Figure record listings

▶

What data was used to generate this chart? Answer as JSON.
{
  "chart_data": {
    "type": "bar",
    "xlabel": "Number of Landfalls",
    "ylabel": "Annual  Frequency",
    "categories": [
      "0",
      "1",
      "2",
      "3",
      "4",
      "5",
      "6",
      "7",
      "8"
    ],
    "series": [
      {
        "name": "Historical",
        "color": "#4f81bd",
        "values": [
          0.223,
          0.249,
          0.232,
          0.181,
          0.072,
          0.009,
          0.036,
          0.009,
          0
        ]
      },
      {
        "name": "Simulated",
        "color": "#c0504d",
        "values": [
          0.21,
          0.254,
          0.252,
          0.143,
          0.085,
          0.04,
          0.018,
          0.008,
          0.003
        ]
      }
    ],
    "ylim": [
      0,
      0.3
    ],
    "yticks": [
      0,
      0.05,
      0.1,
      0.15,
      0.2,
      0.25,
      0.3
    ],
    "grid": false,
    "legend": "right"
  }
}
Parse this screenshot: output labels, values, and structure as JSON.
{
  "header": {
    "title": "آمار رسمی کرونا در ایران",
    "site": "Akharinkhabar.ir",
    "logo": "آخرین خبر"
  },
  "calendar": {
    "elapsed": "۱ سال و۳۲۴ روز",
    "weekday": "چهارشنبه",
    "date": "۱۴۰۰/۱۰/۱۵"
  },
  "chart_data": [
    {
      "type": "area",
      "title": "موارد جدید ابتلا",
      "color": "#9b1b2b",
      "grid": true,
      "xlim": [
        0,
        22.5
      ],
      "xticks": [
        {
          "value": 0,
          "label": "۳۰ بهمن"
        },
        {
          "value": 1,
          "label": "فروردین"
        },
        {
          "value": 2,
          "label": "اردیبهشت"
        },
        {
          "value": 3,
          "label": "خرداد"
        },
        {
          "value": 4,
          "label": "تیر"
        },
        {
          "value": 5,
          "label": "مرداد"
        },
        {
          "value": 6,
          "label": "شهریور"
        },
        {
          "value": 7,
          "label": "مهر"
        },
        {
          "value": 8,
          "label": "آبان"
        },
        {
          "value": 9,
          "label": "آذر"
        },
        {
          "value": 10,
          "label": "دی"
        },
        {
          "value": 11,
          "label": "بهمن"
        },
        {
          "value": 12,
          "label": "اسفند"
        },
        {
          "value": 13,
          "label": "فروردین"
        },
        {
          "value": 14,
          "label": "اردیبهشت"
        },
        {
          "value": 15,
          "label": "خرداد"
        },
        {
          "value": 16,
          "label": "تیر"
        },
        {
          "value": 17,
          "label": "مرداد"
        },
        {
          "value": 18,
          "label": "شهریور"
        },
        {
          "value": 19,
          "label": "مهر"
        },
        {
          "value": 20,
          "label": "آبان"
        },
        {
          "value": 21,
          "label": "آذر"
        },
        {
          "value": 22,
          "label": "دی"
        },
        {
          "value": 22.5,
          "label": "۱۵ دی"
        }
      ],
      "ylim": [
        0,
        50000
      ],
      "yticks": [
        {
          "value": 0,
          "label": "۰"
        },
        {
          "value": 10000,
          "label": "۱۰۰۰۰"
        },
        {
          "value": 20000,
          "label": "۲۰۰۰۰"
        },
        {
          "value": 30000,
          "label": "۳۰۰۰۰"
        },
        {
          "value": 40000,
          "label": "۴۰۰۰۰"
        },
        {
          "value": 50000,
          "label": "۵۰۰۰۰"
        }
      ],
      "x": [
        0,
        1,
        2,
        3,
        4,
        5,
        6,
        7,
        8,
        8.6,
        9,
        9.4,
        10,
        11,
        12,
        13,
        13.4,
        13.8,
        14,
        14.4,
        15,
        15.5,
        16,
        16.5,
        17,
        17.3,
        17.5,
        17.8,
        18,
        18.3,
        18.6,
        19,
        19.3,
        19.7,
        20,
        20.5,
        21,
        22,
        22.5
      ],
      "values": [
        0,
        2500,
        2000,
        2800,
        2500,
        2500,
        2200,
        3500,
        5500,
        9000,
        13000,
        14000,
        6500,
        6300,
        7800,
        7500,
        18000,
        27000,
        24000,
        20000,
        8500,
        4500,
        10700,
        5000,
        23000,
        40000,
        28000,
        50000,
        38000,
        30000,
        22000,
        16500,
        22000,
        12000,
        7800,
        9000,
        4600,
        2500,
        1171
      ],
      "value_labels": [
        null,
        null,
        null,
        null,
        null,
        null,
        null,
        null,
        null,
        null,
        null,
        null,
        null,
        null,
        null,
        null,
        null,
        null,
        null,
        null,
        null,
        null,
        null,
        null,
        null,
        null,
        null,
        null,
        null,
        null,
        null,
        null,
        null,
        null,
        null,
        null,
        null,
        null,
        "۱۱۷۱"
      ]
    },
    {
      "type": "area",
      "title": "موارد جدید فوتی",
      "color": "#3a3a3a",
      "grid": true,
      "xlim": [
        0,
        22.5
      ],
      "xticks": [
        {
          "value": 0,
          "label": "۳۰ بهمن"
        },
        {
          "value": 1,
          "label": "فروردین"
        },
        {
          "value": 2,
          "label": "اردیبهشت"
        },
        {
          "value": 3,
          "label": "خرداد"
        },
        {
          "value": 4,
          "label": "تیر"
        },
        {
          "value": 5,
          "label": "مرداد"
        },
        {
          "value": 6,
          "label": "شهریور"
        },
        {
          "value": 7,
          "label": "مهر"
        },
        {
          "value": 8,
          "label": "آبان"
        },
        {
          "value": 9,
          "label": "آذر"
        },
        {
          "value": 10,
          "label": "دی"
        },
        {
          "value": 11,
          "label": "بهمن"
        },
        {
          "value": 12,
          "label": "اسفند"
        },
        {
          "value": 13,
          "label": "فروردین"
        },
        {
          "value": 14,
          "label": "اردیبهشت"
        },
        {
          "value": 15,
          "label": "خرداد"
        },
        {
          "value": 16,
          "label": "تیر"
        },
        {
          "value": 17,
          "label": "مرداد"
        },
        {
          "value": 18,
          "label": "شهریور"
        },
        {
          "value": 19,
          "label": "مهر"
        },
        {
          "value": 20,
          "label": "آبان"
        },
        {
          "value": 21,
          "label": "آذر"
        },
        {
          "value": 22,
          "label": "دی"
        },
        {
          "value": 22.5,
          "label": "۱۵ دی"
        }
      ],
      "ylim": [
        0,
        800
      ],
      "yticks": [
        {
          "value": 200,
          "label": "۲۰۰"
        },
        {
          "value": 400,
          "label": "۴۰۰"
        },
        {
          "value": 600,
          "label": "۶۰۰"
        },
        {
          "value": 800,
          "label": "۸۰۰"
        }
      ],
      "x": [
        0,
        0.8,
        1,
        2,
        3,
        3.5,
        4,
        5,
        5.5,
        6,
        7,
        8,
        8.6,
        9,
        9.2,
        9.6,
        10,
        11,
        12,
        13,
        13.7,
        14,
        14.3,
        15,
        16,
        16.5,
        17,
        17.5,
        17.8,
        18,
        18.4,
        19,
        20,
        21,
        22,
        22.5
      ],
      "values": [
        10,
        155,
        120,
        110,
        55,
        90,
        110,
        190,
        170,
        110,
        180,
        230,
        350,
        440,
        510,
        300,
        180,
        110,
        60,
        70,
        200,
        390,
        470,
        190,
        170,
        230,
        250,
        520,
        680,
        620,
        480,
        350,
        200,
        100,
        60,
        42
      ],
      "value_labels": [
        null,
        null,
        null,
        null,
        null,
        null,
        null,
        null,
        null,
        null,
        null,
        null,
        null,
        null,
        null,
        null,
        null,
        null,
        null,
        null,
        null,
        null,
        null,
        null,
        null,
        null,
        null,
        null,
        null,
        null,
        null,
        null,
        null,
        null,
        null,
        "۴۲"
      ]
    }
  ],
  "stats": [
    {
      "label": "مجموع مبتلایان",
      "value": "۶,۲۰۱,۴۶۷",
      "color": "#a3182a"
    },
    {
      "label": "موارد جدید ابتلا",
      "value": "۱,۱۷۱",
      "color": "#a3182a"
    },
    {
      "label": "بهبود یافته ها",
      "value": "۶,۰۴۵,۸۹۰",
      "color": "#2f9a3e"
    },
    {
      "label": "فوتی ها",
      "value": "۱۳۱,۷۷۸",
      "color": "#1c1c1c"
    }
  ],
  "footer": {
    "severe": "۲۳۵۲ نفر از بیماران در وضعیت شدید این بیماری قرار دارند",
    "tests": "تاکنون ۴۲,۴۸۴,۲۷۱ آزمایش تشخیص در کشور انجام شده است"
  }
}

◀

Task prompt> Copy each line above that contains the string "color".

Solution for this exercise>
        "color": "#4f81bd",
        "color": "#c0504d",
      "color": "#9b1b2b",
      "color": "#3a3a3a",
      "color": "#a3182a"
      "color": "#a3182a"
      "color": "#2f9a3e"
      "color": "#1c1c1c"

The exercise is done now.